◆ **Dataset extract**
-- start --

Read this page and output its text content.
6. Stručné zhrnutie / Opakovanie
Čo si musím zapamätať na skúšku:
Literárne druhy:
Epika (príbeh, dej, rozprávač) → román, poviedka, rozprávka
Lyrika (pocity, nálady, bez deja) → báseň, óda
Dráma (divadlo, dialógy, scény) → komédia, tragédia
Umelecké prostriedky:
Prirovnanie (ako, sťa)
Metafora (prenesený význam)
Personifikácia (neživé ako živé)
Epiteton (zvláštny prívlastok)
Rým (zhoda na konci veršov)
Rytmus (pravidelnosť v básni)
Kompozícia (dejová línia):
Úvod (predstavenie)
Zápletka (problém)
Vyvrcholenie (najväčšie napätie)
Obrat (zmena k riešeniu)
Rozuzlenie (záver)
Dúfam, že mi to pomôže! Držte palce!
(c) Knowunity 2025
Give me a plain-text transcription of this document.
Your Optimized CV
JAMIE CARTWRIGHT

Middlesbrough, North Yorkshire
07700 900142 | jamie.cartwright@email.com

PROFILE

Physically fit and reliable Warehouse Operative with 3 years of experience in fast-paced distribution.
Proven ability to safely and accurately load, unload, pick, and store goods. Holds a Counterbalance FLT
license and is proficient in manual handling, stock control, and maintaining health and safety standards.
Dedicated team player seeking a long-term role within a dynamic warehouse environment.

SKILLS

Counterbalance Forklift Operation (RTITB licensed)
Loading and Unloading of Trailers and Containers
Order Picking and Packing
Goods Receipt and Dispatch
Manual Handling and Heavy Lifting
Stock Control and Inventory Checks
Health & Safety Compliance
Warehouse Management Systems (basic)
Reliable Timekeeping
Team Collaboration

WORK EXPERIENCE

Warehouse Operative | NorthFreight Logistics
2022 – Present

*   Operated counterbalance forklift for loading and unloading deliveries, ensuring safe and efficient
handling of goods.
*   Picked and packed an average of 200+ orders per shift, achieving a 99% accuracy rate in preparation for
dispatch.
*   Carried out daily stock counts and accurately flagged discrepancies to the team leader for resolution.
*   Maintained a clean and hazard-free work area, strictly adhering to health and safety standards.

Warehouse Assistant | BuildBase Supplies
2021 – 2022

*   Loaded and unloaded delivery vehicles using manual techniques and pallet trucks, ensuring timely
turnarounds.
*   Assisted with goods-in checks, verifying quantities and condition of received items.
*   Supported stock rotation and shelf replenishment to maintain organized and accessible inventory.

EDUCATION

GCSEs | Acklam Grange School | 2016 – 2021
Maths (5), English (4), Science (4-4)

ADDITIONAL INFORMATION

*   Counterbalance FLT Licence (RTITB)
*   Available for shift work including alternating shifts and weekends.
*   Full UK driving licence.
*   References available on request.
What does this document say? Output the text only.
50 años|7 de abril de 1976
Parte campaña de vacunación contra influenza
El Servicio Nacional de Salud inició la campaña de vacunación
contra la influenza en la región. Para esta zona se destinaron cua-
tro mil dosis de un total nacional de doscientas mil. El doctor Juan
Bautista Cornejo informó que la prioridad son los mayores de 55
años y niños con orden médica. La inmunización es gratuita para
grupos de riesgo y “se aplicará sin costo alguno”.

-- end --

◆ **Stated goal**
Output every record above exactly as it appears.

◆ **Written reply**
Read this page and output its text content.
6. Stručné zhrnutie / Opakovanie
Čo si musím zapamätať na skúšku:
Literárne druhy:
Epika (príbeh, dej, rozprávač) → román, poviedka, rozprávka
Lyrika (pocity, nálady, bez deja) → báseň, óda
Dráma (divadlo, dialógy, scény) → komédia, tragédia
Umelecké prostriedky:
Prirovnanie (ako, sťa)
Metafora (prenesený význam)
Personifikácia (neživé ako živé)
Epiteton (zvláštny prívlastok)
Rým (zhoda na konci veršov)
Rytmus (pravidelnosť v básni)
Kompozícia (dejová línia):
Úvod (predstavenie)
Zápletka (problém)
Vyvrcholenie (najväčšie napätie)
Obrat (zmena k riešeniu)
Rozuzlenie (záver)
Dúfam, že mi to pomôže! Držte palce!
(c) Knowunity 2025
Give me a plain-text transcription of this document.
Your Optimized CV
JAMIE CARTWRIGHT

Middlesbrough, North Yorkshire
07700 900142 | jamie.cartwright@email.com

PROFILE

Physically fit and reliable Warehouse Operative with 3 years of experience in fast-paced distribution.
Proven ability to safely and accurately load, unload, pick, and store goods. Holds a Counterbalance FLT
license and is proficient in manual handling, stock control, and maintaining health and safety standards.
Dedicated team player seeking a long-term role within a dynamic warehouse environment.

SKILLS

Counterbalance Forklift Operation (RTITB licensed)
Loading and Unloading of Trailers and Containers
Order Picking and Packing
Goods Receipt and Dispatch
Manual Handling and Heavy Lifting
Stock Control and Inventory Checks
Health & Safety Compliance
Warehouse Management Systems (basic)
Reliable Timekeeping
Team Collaboration

WORK EXPERIENCE

Warehouse Operative | NorthFreight Logistics
2022 – Present

*   Operated counterbalance forklift for loading and unloading deliveries, ensuring safe and efficient
handling of goods.
*   Picked and packed an average of 200+ orders per shift, achieving a 99% accuracy rate in preparation for
dispatch.
*   Carried out daily stock counts and accurately flagged discrepancies to the team leader for resolution.
*   Maintained a clean and hazard-free work area, strictly adhering to health and safety standards.

Warehouse Assistant | BuildBase Supplies
2021 – 2022

*   Loaded and unloaded delivery vehicles using manual techniques and pallet trucks, ensuring timely
turnarounds.
*   Assisted with goods-in checks, verifying quantities and condition of received items.
*   Supported stock rotation and shelf replenishment to maintain organized and accessible inventory.

EDUCATION

GCSEs | Acklam Grange School | 2016 – 2021
Maths (5), English (4), Science (4-4)

ADDITIONAL INFORMATION

*   Counterbalance FLT Licence (RTITB)
*   Available for shift work including alternating shifts and weekends.
*   Full UK driving licence.
*   References available on request.
What does this document say? Output the text only.
50 años|7 de abril de 1976
Parte campaña de vacunación contra influenza
El Servicio Nacional de Salud inició la campaña de vacunación
contra la influenza en la región. Para esta zona se destinaron cua-
tro mil dosis de un total nacional de doscientas mil. El doctor Juan
Bautista Cornejo informó que la prioridad son los mayores de 55
años y niños con orden médica. La inmunización es gratuita para
grupos de riesgo y “se aplicará sin costo alguno”.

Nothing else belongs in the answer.